Stated exercise:
Write out all of the entries that follow, word for word, but skip the pictures.

[Saved data entries]
** Begin **

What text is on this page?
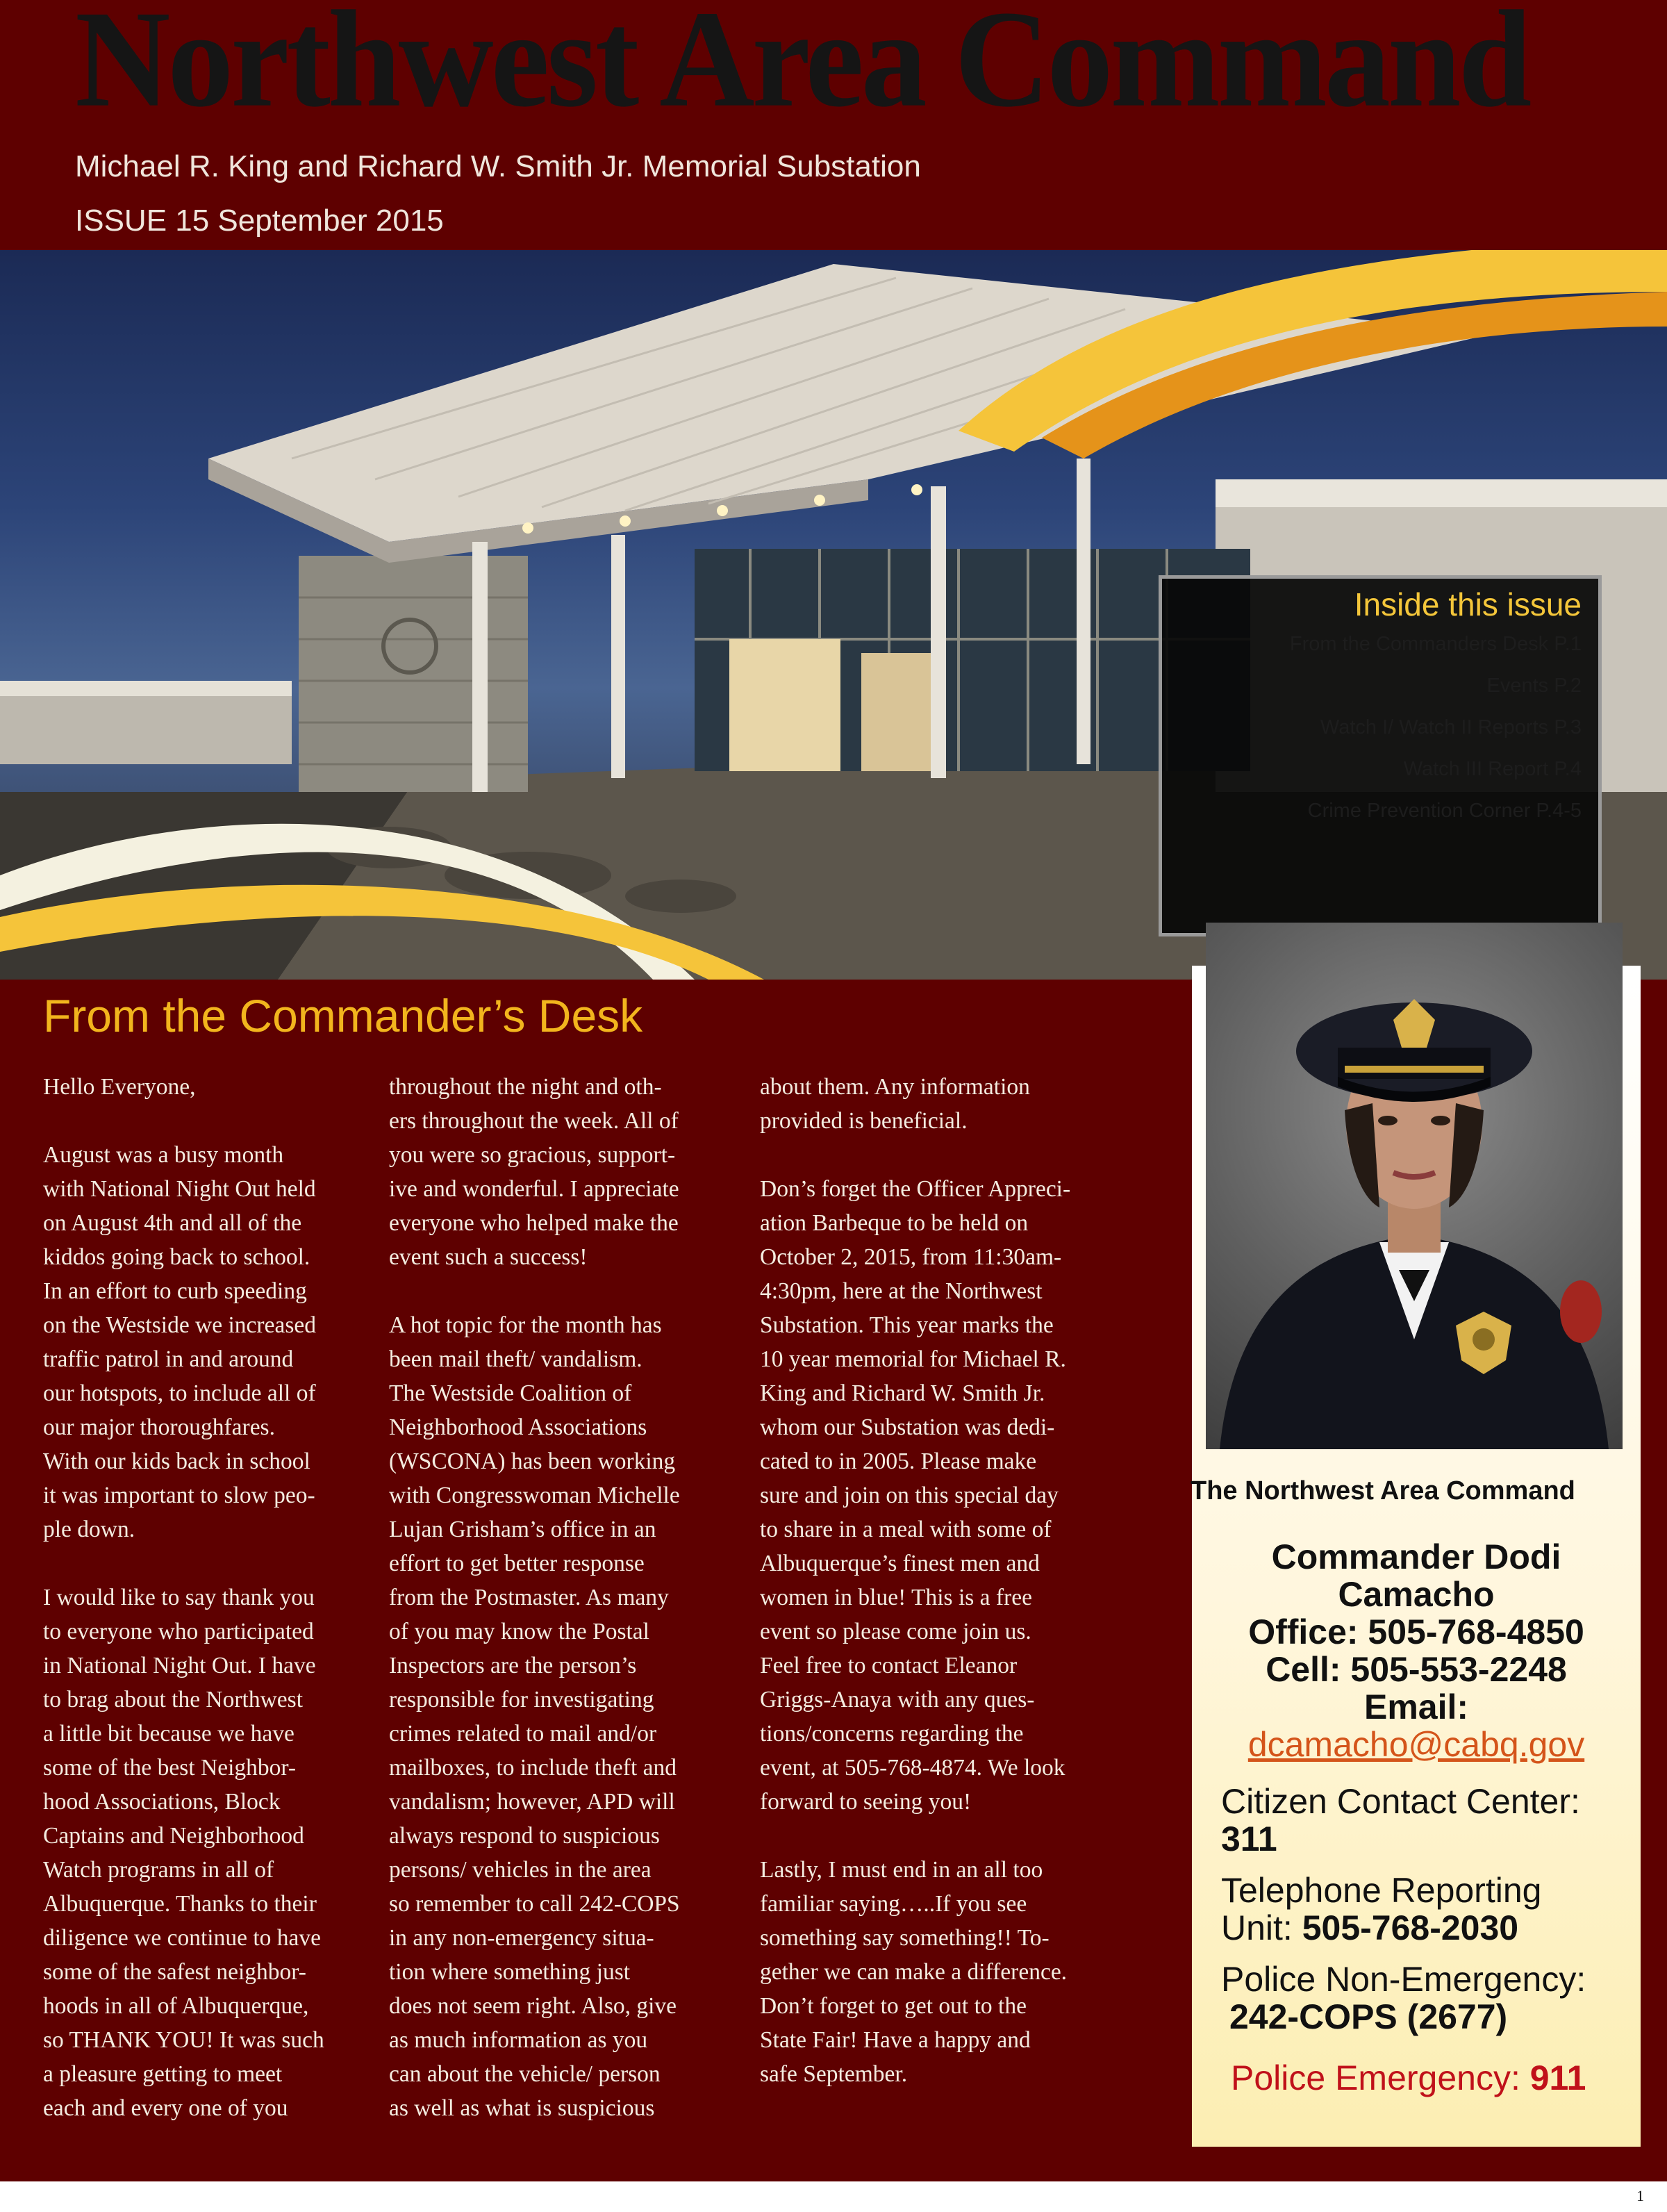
Northwest Area Command
Michael R. King and Richard W. Smith Jr. Memorial Substation
ISSUE 15 September 2015
Inside this issue
From the Commanders Desk P.1
Events P.2
Watch I/ Watch II Reports P.3
Watch III Report P.4
Crime Prevention Corner P.4-5
From the Commander’s Desk

Hello Everyone,

August was a busy month
with National Night Out held
on August 4th and all of the
kiddos going back to school.
In an effort to curb speeding
on the Westside we increased
traffic patrol in and around
our hotspots, to include all of
our major thoroughfares.
With our kids back in school
it was important to slow peo-
ple down.

I would like to say thank you
to everyone who participated
in National Night Out. I have
to brag about the Northwest
a little bit because we have
some of the best Neighbor-
hood Associations, Block
Captains and Neighborhood
Watch programs in all of
Albuquerque. Thanks to their
diligence we continue to have
some of the safest neighbor-
hoods in all of Albuquerque,
so THANK YOU! It was such
a pleasure getting to meet
each and every one of you

throughout the night and oth-
ers throughout the week. All of
you were so gracious, support-
ive and wonderful. I appreciate
everyone who helped make the
event such a success!

A hot topic for the month has
been mail theft/ vandalism.
The Westside Coalition of
Neighborhood Associations
(WSCONA) has been working
with Congresswoman Michelle
Lujan Grisham’s office in an
effort to get better response
from the Postmaster. As many
of you may know the Postal
Inspectors are the person’s
responsible for investigating
crimes related to mail and/or
mailboxes, to include theft and
vandalism; however, APD will
always respond to suspicious
persons/ vehicles in the area
so remember to call 242-COPS
in any non-emergency situa-
tion where something just
does not seem right. Also, give
as much information as you
can about the vehicle/ person
as well as what is suspicious

about them. Any information
provided is beneficial.

Don’s forget the Officer Appreci-
ation Barbeque to be held on
October 2, 2015, from 11:30am-
4:30pm, here at the Northwest
Substation. This year marks the
10 year memorial for Michael R.
King and Richard W. Smith Jr.
whom our Substation was dedi-
cated to in 2005. Please make
sure and join on this special day
to share in a meal with some of
Albuquerque’s finest men and
women in blue! This is a free
event so please come join us.
Feel free to contact Eleanor
Griggs-Anaya with any ques-
tions/concerns regarding the
event, at 505-768-4874. We look
forward to seeing you!

Lastly, I must end in an all too
familiar saying…..If you see
something say something!! To-
gether we can make a difference.
Don’t forget to get out to the
State Fair! Have a happy and
safe September.

The Northwest Area Command
Commander Dodi
Camacho
Office: 505-768-4850
Cell: 505-553-2248
Email:
dcamacho@cabq.gov
Citizen Contact Center:
311
Telephone Reporting
Unit: 505-768-2030
Police Non-Emergency:
242-COPS (2677)
Police Emergency: 911
1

** End **

Complete answer:
What text is on this page?
Northwest Area Command
Michael R. King and Richard W. Smith Jr. Memorial Substation
ISSUE 15 September 2015
Inside this issue
From the Commanders Desk P.1
Events P.2
Watch I/ Watch II Reports P.3
Watch III Report P.4
Crime Prevention Corner P.4-5
From the Commander’s Desk

Hello Everyone,

August was a busy month
with National Night Out held
on August 4th and all of the
kiddos going back to school.
In an effort to curb speeding
on the Westside we increased
traffic patrol in and around
our hotspots, to include all of
our major thoroughfares.
With our kids back in school
it was important to slow peo-
ple down.

I would like to say thank you
to everyone who participated
in National Night Out. I have
to brag about the Northwest
a little bit because we have
some of the best Neighbor-
hood Associations, Block
Captains and Neighborhood
Watch programs in all of
Albuquerque. Thanks to their
diligence we continue to have
some of the safest neighbor-
hoods in all of Albuquerque,
so THANK YOU! It was such
a pleasure getting to meet
each and every one of you

throughout the night and oth-
ers throughout the week. All of
you were so gracious, support-
ive and wonderful. I appreciate
everyone who helped make the
event such a success!

A hot topic for the month has
been mail theft/ vandalism.
The Westside Coalition of
Neighborhood Associations
(WSCONA) has been working
with Congresswoman Michelle
Lujan Grisham’s office in an
effort to get better response
from the Postmaster. As many
of you may know the Postal
Inspectors are the person’s
responsible for investigating
crimes related to mail and/or
mailboxes, to include theft and
vandalism; however, APD will
always respond to suspicious
persons/ vehicles in the area
so remember to call 242-COPS
in any non-emergency situa-
tion where something just
does not seem right. Also, give
as much information as you
can about the vehicle/ person
as well as what is suspicious

about them. Any information
provided is beneficial.

Don’s forget the Officer Appreci-
ation Barbeque to be held on
October 2, 2015, from 11:30am-
4:30pm, here at the Northwest
Substation. This year marks the
10 year memorial for Michael R.
King and Richard W. Smith Jr.
whom our Substation was dedi-
cated to in 2005. Please make
sure and join on this special day
to share in a meal with some of
Albuquerque’s finest men and
women in blue! This is a free
event so please come join us.
Feel free to contact Eleanor
Griggs-Anaya with any ques-
tions/concerns regarding the
event, at 505-768-4874. We look
forward to seeing you!

Lastly, I must end in an all too
familiar saying…..If you see
something say something!! To-
gether we can make a difference.
Don’t forget to get out to the
State Fair! Have a happy and
safe September.

The Northwest Area Command
Commander Dodi
Camacho
Office: 505-768-4850
Cell: 505-553-2248
Email:
dcamacho@cabq.gov
Citizen Contact Center:
311
Telephone Reporting
Unit: 505-768-2030
Police Non-Emergency:
242-COPS (2677)
Police Emergency: 911
1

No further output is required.